◆ Exercise description ◆
Count the lines in the material that contain the string "interactable", matching case exactly, and give only the number.

-- Start of Source data --

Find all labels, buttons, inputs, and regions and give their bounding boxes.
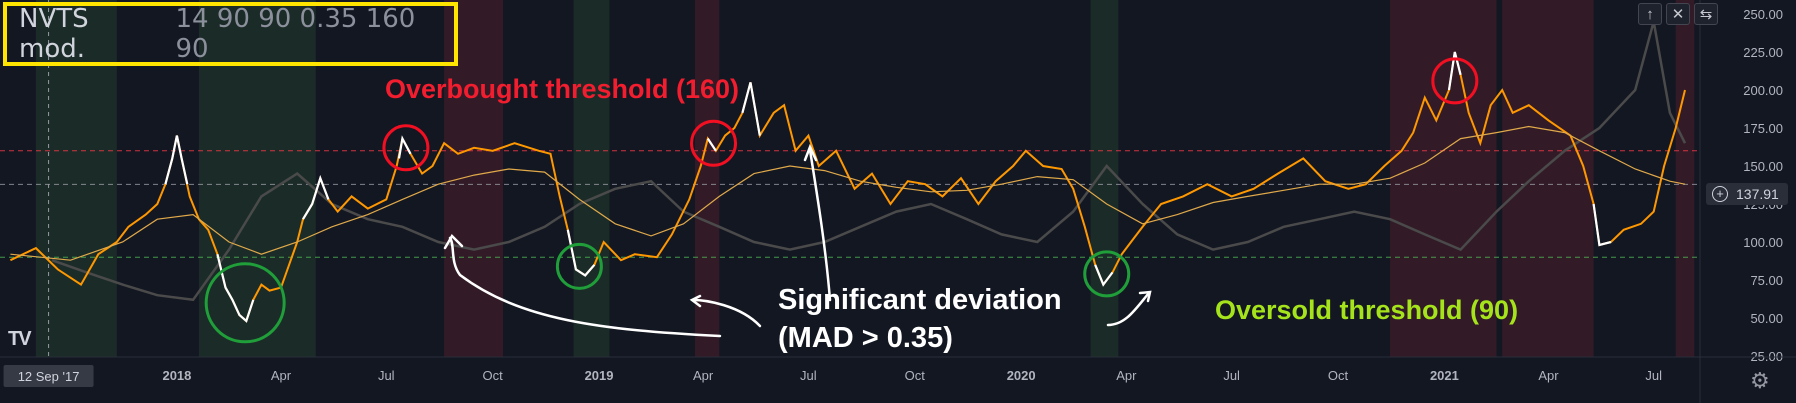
- x-tick-label: Oct: [905, 368, 926, 383]
- tradingview-logo[interactable]: TV: [8, 328, 32, 350]
- deviation-segment: [216, 253, 255, 323]
- crosshair-date-label: 12 Sep '17: [18, 369, 80, 384]
- x-tick-label: Jul: [1223, 368, 1240, 383]
- circle-overbought: [382, 124, 430, 172]
- shaded-region-oversold: [573, 0, 610, 357]
- y-tick-label: 200.00: [1743, 83, 1783, 98]
- annotation-arrow: [689, 294, 702, 308]
- deviation-segment: [397, 135, 412, 159]
- highlight-circles: [204, 57, 1479, 344]
- shaded-region-overbought: [1675, 0, 1695, 357]
- moving-average-line: [10, 125, 1686, 261]
- x-tick-label: 2020: [1007, 368, 1036, 383]
- x-tick-label: Apr: [271, 368, 292, 383]
- x-tick-label: 2021: [1430, 368, 1459, 383]
- price-axis[interactable]: 25.0050.0075.00100.00125.00150.00175.002…: [1699, 0, 1783, 403]
- indicator-legend[interactable]: NVTS mod. 14 90 90 0.35 160 90: [3, 2, 458, 66]
- close-button[interactable]: ✕: [1666, 3, 1690, 25]
- time-axis[interactable]: 2018 Apr Jul Oct 2019 Apr Jul Oct 2020 Apr Jul Oct 2…: [0, 356, 1796, 387]
- deviation-segment: [302, 174, 330, 220]
- oversold-annotation: Oversold threshold (90): [1215, 295, 1519, 325]
- deviation-annotation-line1: Significant deviation: [778, 284, 1062, 316]
- deviation-segment: [1592, 203, 1612, 247]
- threshold-lines: [0, 0, 1700, 357]
- x-tick-label: Apr: [693, 368, 714, 383]
- gear-icon[interactable]: ⚙: [1750, 368, 1770, 393]
- x-tick-label: Apr: [1116, 368, 1137, 383]
- deviation-segment: [706, 137, 717, 152]
- x-tick-label: 2019: [585, 368, 614, 383]
- circle-oversold: [1083, 250, 1131, 298]
- deviation-segment: [566, 229, 596, 277]
- series-group: [9, 21, 1687, 323]
- y-tick-label: 50.00: [1750, 311, 1783, 326]
- y-tick-label: 225.00: [1743, 45, 1783, 60]
- circle-overbought: [690, 119, 738, 167]
- y-tick-label: 175.00: [1743, 121, 1783, 136]
- shaded-region-overbought: [1390, 0, 1497, 357]
- x-tick-label: Oct: [1328, 368, 1349, 383]
- current-value-text: 137.91: [1736, 186, 1779, 202]
- maximize-button[interactable]: ⇆: [1694, 3, 1718, 25]
- y-tick-label: 250.00: [1743, 7, 1783, 22]
- annotation-arrow: [803, 143, 818, 162]
- add-icon[interactable]: +: [1712, 186, 1728, 202]
- y-tick-label: 75.00: [1750, 273, 1783, 288]
- x-tick-label: Oct: [483, 368, 504, 383]
- deviation-segment: [1094, 264, 1114, 287]
- circle-overbought: [1431, 57, 1479, 105]
- deviation-segment: [1447, 51, 1462, 91]
- collapse-button[interactable]: ↑: [1638, 3, 1662, 25]
- current-value-label: + 137.91: [1706, 183, 1788, 205]
- circle-oversold: [204, 262, 286, 344]
- x-tick-label: Jul: [800, 368, 817, 383]
- y-tick-label: 150.00: [1743, 159, 1783, 174]
- annotation-arrow: [692, 298, 762, 328]
- deviation-segment: [741, 82, 761, 136]
- annotation-arrow: [808, 148, 832, 302]
- deviation-annotation-line2: (MAD > 0.35): [778, 322, 953, 354]
- indicator-params: 14 90 90 0.35 160 90: [175, 4, 416, 64]
- crosshair-date-badge: [3, 365, 94, 387]
- threshold-shading: [35, 0, 1695, 357]
- indicator-name: NVTS mod.: [19, 4, 89, 64]
- shaded-region-oversold: [198, 0, 316, 357]
- x-tick-label: Jul: [1645, 368, 1662, 383]
- annotation-arrow: [443, 233, 464, 250]
- shaded-region-overbought: [444, 0, 504, 357]
- annotation-arrow: [1138, 290, 1152, 303]
- x-tick-label: Apr: [1538, 368, 1559, 383]
- deviation-segment: [164, 135, 189, 185]
- annotation-arrows: [443, 143, 1152, 338]
- y-tick-label: 100.00: [1743, 235, 1783, 250]
- x-tick-label: 2018: [162, 368, 191, 383]
- x-tick-label: Jul: [378, 368, 395, 383]
- annotation-arrow: [1106, 292, 1150, 327]
- circle-oversold: [555, 242, 603, 290]
- shaded-region-overbought: [1502, 0, 1594, 357]
- shaded-region-oversold: [1090, 0, 1119, 357]
- annotation-arrow: [448, 236, 722, 338]
- overbought-annotation: Overbought threshold (160): [385, 74, 740, 104]
- shaded-region-oversold: [35, 0, 117, 357]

-- End of Source data --

◆ Output for this exercise ◆
9